Figure collection entries
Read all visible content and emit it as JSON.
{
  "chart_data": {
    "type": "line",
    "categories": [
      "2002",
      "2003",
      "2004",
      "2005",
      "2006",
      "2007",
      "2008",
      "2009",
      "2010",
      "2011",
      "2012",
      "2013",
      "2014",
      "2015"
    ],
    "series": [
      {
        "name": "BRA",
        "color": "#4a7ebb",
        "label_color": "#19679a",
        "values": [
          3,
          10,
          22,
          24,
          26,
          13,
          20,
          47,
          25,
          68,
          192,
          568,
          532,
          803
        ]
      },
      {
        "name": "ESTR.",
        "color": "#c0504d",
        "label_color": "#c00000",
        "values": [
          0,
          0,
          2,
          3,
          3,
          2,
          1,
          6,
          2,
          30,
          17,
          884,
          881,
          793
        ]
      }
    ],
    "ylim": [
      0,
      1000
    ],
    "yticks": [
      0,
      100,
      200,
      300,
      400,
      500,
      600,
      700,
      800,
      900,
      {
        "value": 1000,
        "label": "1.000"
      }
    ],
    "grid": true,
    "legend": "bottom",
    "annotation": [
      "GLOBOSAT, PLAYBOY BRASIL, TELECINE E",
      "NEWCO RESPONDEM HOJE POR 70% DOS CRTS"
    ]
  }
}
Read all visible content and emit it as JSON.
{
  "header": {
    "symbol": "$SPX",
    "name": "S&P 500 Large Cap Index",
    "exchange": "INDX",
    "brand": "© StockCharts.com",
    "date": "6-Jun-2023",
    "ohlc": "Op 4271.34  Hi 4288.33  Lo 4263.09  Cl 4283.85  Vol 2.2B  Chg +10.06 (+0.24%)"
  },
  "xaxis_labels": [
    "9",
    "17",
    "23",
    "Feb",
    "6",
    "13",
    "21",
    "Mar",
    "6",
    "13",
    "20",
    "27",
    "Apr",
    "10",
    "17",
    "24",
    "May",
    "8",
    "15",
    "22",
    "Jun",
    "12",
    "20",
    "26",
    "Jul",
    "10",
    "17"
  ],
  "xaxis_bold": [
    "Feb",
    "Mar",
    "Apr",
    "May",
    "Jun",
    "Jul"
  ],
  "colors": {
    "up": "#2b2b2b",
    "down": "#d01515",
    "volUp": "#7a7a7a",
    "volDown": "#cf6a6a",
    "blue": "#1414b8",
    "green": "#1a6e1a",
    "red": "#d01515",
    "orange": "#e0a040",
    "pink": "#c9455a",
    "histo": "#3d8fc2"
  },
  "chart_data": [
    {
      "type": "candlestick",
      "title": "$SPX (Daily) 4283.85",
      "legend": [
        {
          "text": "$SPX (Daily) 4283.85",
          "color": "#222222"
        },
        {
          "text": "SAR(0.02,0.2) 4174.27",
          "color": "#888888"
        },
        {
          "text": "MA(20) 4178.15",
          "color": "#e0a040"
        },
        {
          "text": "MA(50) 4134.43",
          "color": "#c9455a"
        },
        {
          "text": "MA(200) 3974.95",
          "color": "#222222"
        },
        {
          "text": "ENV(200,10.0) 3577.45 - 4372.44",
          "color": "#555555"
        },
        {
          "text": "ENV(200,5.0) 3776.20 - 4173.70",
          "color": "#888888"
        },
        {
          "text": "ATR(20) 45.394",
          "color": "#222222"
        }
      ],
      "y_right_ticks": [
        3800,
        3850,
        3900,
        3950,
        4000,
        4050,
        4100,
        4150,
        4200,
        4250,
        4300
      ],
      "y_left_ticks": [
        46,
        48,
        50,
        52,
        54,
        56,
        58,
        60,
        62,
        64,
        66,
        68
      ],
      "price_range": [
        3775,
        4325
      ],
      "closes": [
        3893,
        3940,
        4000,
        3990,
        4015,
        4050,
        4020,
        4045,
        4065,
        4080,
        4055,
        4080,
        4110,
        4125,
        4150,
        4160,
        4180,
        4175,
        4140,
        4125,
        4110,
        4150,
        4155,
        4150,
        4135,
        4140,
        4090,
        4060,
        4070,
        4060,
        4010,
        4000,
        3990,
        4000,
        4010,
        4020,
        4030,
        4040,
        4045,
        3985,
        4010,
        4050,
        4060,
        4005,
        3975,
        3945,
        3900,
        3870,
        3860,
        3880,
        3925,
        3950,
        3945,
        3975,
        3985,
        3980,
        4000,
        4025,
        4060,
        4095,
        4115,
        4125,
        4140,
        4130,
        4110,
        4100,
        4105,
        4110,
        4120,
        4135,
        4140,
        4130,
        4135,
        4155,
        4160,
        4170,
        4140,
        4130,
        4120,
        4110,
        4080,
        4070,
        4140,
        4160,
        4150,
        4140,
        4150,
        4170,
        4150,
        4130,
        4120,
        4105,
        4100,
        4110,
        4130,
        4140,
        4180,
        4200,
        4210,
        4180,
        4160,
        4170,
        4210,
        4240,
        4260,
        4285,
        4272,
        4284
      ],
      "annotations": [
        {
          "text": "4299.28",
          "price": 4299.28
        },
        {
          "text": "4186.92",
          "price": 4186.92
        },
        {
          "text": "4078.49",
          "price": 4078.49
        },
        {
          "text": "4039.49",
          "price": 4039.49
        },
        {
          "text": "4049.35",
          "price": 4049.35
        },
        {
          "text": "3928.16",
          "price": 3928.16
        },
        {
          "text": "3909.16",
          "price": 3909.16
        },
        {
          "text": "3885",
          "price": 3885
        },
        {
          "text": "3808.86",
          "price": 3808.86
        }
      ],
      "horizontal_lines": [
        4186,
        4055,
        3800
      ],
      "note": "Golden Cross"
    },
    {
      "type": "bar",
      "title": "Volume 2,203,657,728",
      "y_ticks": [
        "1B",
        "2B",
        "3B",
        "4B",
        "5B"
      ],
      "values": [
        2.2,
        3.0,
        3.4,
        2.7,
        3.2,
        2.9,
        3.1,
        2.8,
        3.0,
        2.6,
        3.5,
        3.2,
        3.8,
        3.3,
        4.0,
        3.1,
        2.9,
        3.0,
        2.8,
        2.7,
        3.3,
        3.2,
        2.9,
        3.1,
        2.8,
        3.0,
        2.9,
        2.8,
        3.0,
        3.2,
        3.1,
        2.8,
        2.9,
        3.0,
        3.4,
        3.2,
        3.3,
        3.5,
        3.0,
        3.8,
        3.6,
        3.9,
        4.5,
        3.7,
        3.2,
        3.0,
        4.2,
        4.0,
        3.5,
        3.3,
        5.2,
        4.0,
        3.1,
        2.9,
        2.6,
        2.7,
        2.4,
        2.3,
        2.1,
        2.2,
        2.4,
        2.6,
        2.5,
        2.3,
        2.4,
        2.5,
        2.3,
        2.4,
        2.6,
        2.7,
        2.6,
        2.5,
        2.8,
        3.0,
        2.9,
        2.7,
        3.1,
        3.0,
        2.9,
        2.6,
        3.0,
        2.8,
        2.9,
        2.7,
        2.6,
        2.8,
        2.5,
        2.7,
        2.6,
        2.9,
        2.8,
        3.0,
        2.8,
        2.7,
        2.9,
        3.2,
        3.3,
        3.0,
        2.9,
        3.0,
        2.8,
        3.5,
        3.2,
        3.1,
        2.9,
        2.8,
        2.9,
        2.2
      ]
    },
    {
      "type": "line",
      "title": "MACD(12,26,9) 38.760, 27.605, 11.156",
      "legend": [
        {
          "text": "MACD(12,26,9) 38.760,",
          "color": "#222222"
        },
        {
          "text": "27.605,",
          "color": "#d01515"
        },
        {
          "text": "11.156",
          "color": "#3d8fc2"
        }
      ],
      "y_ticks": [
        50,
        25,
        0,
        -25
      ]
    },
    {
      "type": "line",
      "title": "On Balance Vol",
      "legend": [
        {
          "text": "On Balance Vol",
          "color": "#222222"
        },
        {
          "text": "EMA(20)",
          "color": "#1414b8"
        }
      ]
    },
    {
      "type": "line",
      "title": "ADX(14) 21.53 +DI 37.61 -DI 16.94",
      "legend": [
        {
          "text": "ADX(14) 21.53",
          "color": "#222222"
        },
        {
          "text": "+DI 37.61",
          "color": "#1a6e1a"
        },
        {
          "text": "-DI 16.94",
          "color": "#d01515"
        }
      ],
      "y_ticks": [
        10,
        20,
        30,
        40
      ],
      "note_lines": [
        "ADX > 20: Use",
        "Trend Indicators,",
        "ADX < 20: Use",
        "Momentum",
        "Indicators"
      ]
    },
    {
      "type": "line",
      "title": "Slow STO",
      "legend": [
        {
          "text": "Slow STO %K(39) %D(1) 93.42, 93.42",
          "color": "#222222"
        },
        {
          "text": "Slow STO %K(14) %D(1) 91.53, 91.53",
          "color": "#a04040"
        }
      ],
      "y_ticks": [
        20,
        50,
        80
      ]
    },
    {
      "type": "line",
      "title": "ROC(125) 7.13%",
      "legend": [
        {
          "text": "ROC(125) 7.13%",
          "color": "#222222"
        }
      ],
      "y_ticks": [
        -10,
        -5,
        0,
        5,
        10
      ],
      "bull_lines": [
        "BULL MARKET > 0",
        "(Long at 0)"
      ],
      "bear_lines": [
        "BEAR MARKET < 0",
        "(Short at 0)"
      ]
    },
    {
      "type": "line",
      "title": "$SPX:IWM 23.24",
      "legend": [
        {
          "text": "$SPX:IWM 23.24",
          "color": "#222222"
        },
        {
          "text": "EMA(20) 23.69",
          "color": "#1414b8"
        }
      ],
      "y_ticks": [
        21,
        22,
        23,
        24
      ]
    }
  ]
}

Brief
Find each line that has the word "title", then copy it out.

Task response
      "title": "$SPX (Daily) 4283.85",
      "title": "Volume 2,203,657,728",
      "title": "MACD(12,26,9) 38.760, 27.605, 11.156",
      "title": "On Balance Vol",
      "title": "ADX(14) 21.53 +DI 37.61 -DI 16.94",
      "title": "Slow STO",
      "title": "ROC(125) 7.13%",
      "title": "$SPX:IWM 23.24",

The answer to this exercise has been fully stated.